▶ What is expected: Every record below should be transcribed exactly. Omit the images.
*** Extracted material ***
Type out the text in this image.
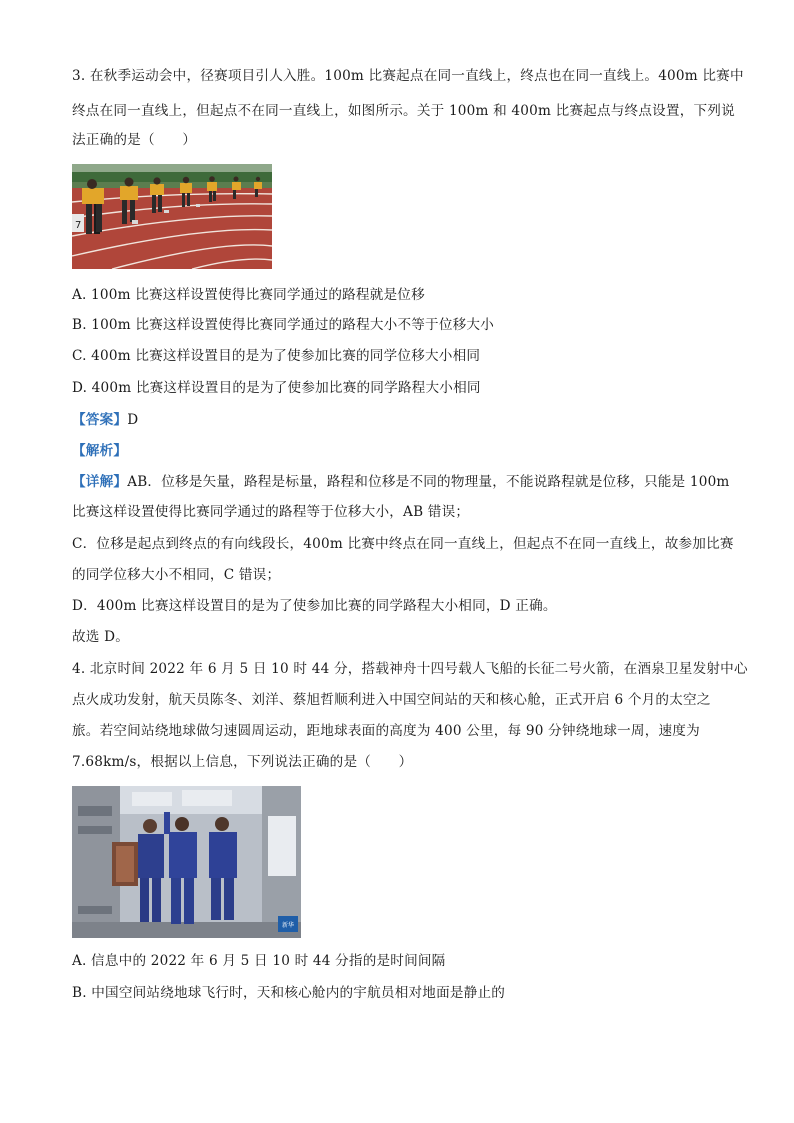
3. 在秋季运动会中，径赛项目引人入胜。100m 比赛起点在同一直线上，终点也在同一直线上。400m 比赛中
终点在同一直线上，但起点不在同一直线上，如图所示。关于 100m 和 400m 比赛起点与终点设置，下列说
法正确的是（　　）
7
A. 100m 比赛这样设置使得比赛同学通过的路程就是位移
B. 100m 比赛这样设置使得比赛同学通过的路程大小不等于位移大小
C. 400m 比赛这样设置目的是为了使参加比赛的同学位移大小相同
D. 400m 比赛这样设置目的是为了使参加比赛的同学路程大小相同
【答案】D
【解析】
【详解】AB．位移是矢量，路程是标量，路程和位移是不同的物理量，不能说路程就是位移，只能是 100m
比赛这样设置使得比赛同学通过的路程等于位移大小，AB 错误；
C．位移是起点到终点的有向线段长，400m 比赛中终点在同一直线上，但起点不在同一直线上，故参加比赛
的同学位移大小不相同，C 错误；
D．400m 比赛这样设置目的是为了使参加比赛的同学路程大小相同，D 正确。
故选 D。
4. 北京时间 2022 年 6 月 5 日 10 时 44 分，搭载神舟十四号载人飞船的长征二号火箭，在酒泉卫星发射中心
点火成功发射，航天员陈冬、刘洋、蔡旭哲顺利进入中国空间站的天和核心舱，正式开启 6 个月的太空之
旅。若空间站绕地球做匀速圆周运动，距地球表面的高度为 400 公里，每 90 分钟绕地球一周，速度为
7.68km/s，根据以上信息，下列说法正确的是（　　）
新华
A. 信息中的 2022 年 6 月 5 日 10 时 44 分指的是时间间隔
B. 中国空间站绕地球飞行时，天和核心舱内的宇航员相对地面是静止的
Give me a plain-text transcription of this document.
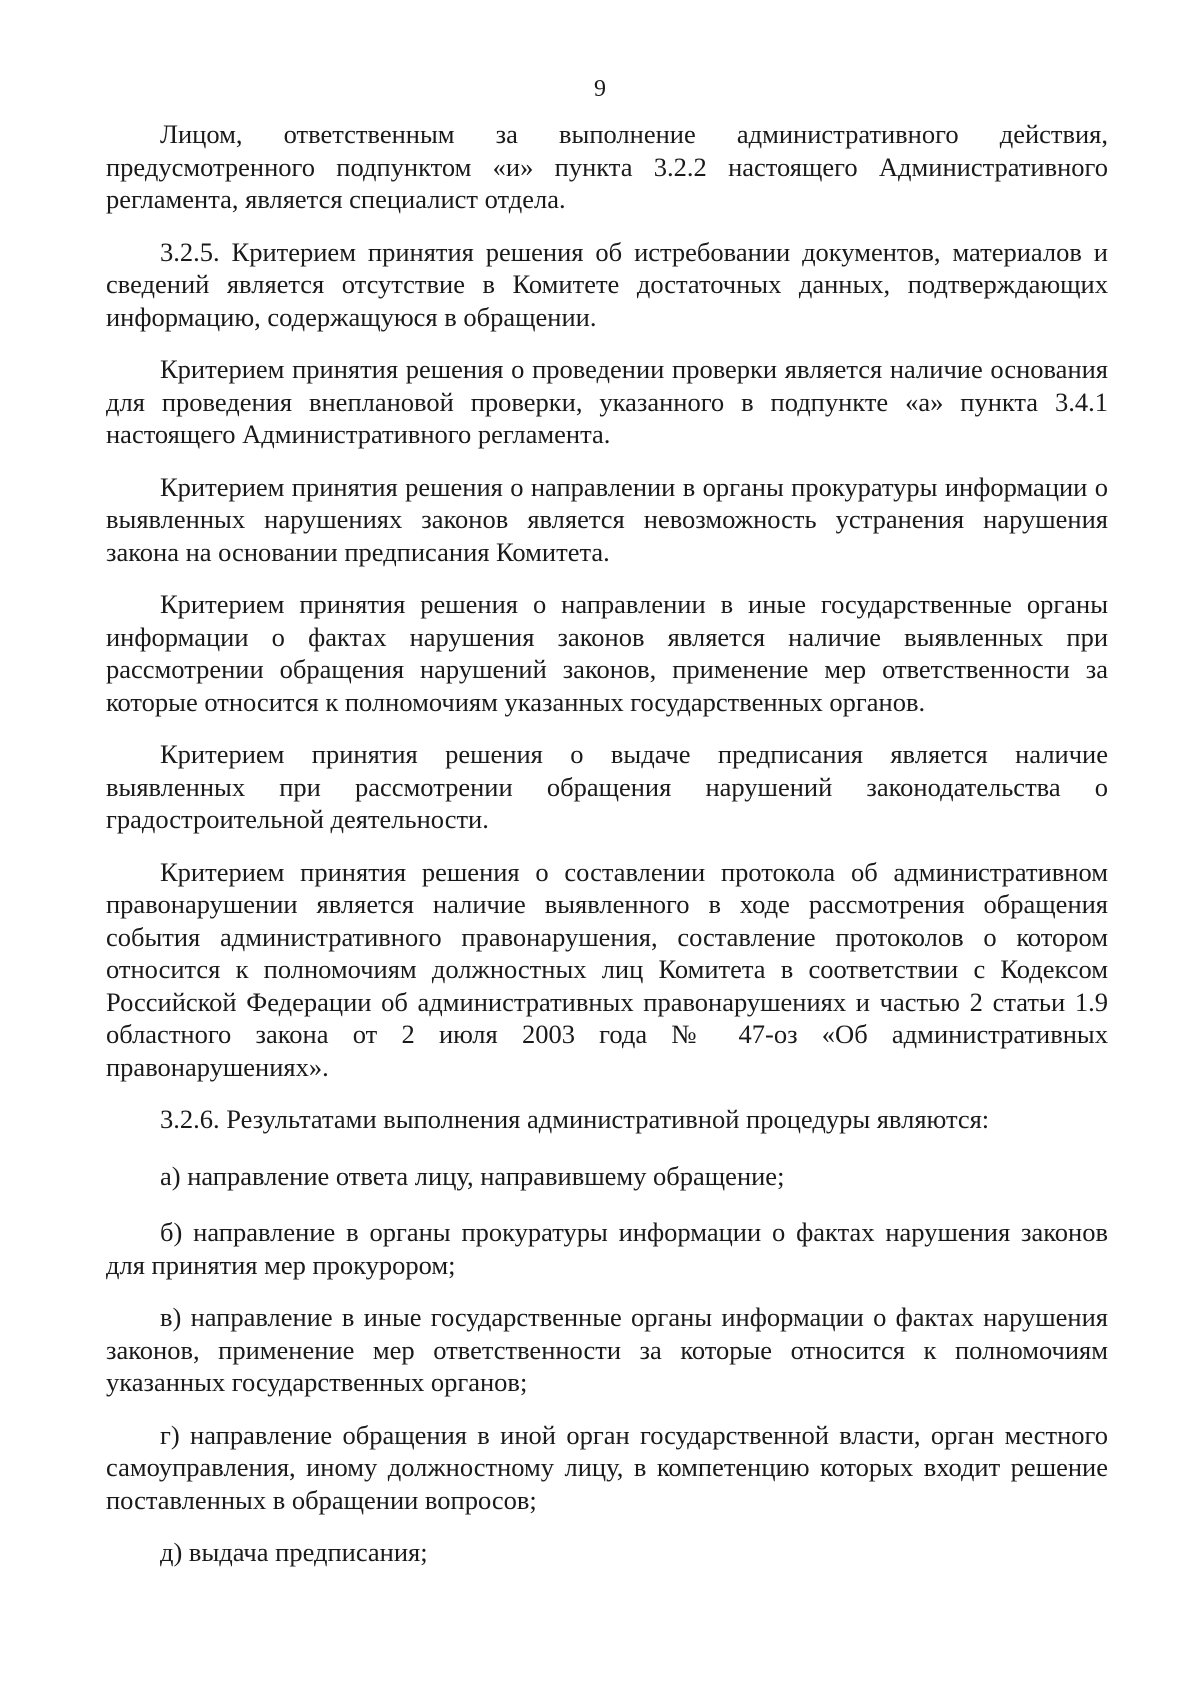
9

Лицом, ответственным за выполнение административного действия, предусмотренного подпунктом «и» пункта 3.2.2 настоящего Административного регламента, является специалист отдела.

3.2.5. Критерием принятия решения об истребовании документов, материалов и сведений является отсутствие в Комитете достаточных данных, подтверждающих информацию, содержащуюся в обращении.

Критерием принятия решения о проведении проверки является наличие основания для проведения внеплановой проверки, указанного в подпункте «а» пункта 3.4.1 настоящего Административного регламента.

Критерием принятия решения о направлении в органы прокуратуры информации о выявленных нарушениях законов является невозможность устранения нарушения закона на основании предписания Комитета.

Критерием принятия решения о направлении в иные государственные органы информации о фактах нарушения законов является наличие выявленных при рассмотрении обращения нарушений законов, применение мер ответственности за которые относится к полномочиям указанных государственных органов.

Критерием принятия решения о выдаче предписания является наличие выявленных при рассмотрении обращения нарушений законодательства о градостроительной деятельности.

Критерием принятия решения о составлении протокола об административном правонарушении является наличие выявленного в ходе рассмотрения обращения события административного правонарушения, составление протоколов о котором относится к полномочиям должностных лиц Комитета в соответствии с Кодексом Российской Федерации об административных правонарушениях и частью 2 статьи 1.9 областного закона от 2 июля 2003 года № 47-оз «Об административных правонарушениях».

3.2.6. Результатами выполнения административной процедуры являются:

а) направление ответа лицу, направившему обращение;

б) направление в органы прокуратуры информации о фактах нарушения законов для принятия мер прокурором;

в) направление в иные государственные органы информации о фактах нарушения законов, применение мер ответственности за которые относится к полномочиям указанных государственных органов;

г) направление обращения в иной орган государственной власти, орган местного самоуправления, иному должностному лицу, в компетенцию которых входит решение поставленных в обращении вопросов;

д) выдача предписания;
***
▶ Solution:
Type out the text in this image.
3. 在秋季运动会中，径赛项目引人入胜。100m 比赛起点在同一直线上，终点也在同一直线上。400m 比赛中
终点在同一直线上，但起点不在同一直线上，如图所示。关于 100m 和 400m 比赛起点与终点设置，下列说
法正确的是（　　）
7
A. 100m 比赛这样设置使得比赛同学通过的路程就是位移
B. 100m 比赛这样设置使得比赛同学通过的路程大小不等于位移大小
C. 400m 比赛这样设置目的是为了使参加比赛的同学位移大小相同
D. 400m 比赛这样设置目的是为了使参加比赛的同学路程大小相同
【答案】D
【解析】
【详解】AB．位移是矢量，路程是标量，路程和位移是不同的物理量，不能说路程就是位移，只能是 100m
比赛这样设置使得比赛同学通过的路程等于位移大小，AB 错误；
C．位移是起点到终点的有向线段长，400m 比赛中终点在同一直线上，但起点不在同一直线上，故参加比赛
的同学位移大小不相同，C 错误；
D．400m 比赛这样设置目的是为了使参加比赛的同学路程大小相同，D 正确。
故选 D。
4. 北京时间 2022 年 6 月 5 日 10 时 44 分，搭载神舟十四号载人飞船的长征二号火箭，在酒泉卫星发射中心
点火成功发射，航天员陈冬、刘洋、蔡旭哲顺利进入中国空间站的天和核心舱，正式开启 6 个月的太空之
旅。若空间站绕地球做匀速圆周运动，距地球表面的高度为 400 公里，每 90 分钟绕地球一周，速度为
7.68km/s，根据以上信息，下列说法正确的是（　　）
新华
A. 信息中的 2022 年 6 月 5 日 10 时 44 分指的是时间间隔
B. 中国空间站绕地球飞行时，天和核心舱内的宇航员相对地面是静止的
Give me a plain-text transcription of this document.
9

Лицом, ответственным за выполнение административного действия, предусмотренного подпунктом «и» пункта 3.2.2 настоящего Административного регламента, является специалист отдела.

3.2.5. Критерием принятия решения об истребовании документов, материалов и сведений является отсутствие в Комитете достаточных данных, подтверждающих информацию, содержащуюся в обращении.

Критерием принятия решения о проведении проверки является наличие основания для проведения внеплановой проверки, указанного в подпункте «а» пункта 3.4.1 настоящего Административного регламента.

Критерием принятия решения о направлении в органы прокуратуры информации о выявленных нарушениях законов является невозможность устранения нарушения закона на основании предписания Комитета.

Критерием принятия решения о направлении в иные государственные органы информации о фактах нарушения законов является наличие выявленных при рассмотрении обращения нарушений законов, применение мер ответственности за которые относится к полномочиям указанных государственных органов.

Критерием принятия решения о выдаче предписания является наличие выявленных при рассмотрении обращения нарушений законодательства о градостроительной деятельности.

Критерием принятия решения о составлении протокола об административном правонарушении является наличие выявленного в ходе рассмотрения обращения события административного правонарушения, составление протоколов о котором относится к полномочиям должностных лиц Комитета в соответствии с Кодексом Российской Федерации об административных правонарушениях и частью 2 статьи 1.9 областного закона от 2 июля 2003 года № 47-оз «Об административных правонарушениях».

3.2.6. Результатами выполнения административной процедуры являются:

а) направление ответа лицу, направившему обращение;

б) направление в органы прокуратуры информации о фактах нарушения законов для принятия мер прокурором;

в) направление в иные государственные органы информации о фактах нарушения законов, применение мер ответственности за которые относится к полномочиям указанных государственных органов;

г) направление обращения в иной орган государственной власти, орган местного самоуправления, иному должностному лицу, в компетенцию которых входит решение поставленных в обращении вопросов;

д) выдача предписания;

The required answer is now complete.